Task goal
The records below must be duplicated exactly, character for character.

Supplied material
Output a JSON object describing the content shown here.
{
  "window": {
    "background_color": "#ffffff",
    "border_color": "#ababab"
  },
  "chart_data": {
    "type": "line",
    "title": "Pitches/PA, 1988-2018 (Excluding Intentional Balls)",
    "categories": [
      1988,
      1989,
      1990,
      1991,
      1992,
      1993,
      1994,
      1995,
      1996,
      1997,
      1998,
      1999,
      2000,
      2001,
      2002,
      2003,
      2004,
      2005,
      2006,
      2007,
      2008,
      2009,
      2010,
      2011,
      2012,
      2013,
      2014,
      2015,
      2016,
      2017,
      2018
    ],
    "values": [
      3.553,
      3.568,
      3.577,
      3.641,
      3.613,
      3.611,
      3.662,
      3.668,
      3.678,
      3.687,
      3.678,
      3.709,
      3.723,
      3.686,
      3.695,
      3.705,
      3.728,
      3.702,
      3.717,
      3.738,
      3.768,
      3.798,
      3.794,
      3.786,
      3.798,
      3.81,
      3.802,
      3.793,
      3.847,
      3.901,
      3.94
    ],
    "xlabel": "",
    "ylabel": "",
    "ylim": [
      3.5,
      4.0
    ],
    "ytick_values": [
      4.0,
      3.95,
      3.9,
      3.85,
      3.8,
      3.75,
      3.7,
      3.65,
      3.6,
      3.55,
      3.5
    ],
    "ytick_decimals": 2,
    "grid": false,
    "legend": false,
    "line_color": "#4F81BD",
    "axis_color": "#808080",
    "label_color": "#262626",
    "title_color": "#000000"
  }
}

Answer below
Output a JSON object describing the content shown here.
{
  "window": {
    "background_color": "#ffffff",
    "border_color": "#ababab"
  },
  "chart_data": {
    "type": "line",
    "title": "Pitches/PA, 1988-2018 (Excluding Intentional Balls)",
    "categories": [
      1988,
      1989,
      1990,
      1991,
      1992,
      1993,
      1994,
      1995,
      1996,
      1997,
      1998,
      1999,
      2000,
      2001,
      2002,
      2003,
      2004,
      2005,
      2006,
      2007,
      2008,
      2009,
      2010,
      2011,
      2012,
      2013,
      2014,
      2015,
      2016,
      2017,
      2018
    ],
    "values": [
      3.553,
      3.568,
      3.577,
      3.641,
      3.613,
      3.611,
      3.662,
      3.668,
      3.678,
      3.687,
      3.678,
      3.709,
      3.723,
      3.686,
      3.695,
      3.705,
      3.728,
      3.702,
      3.717,
      3.738,
      3.768,
      3.798,
      3.794,
      3.786,
      3.798,
      3.81,
      3.802,
      3.793,
      3.847,
      3.901,
      3.94
    ],
    "xlabel": "",
    "ylabel": "",
    "ylim": [
      3.5,
      4.0
    ],
    "ytick_values": [
      4.0,
      3.95,
      3.9,
      3.85,
      3.8,
      3.75,
      3.7,
      3.65,
      3.6,
      3.55,
      3.5
    ],
    "ytick_decimals": 2,
    "grid": false,
    "legend": false,
    "line_color": "#4F81BD",
    "axis_color": "#808080",
    "label_color": "#262626",
    "title_color": "#000000"
  }
}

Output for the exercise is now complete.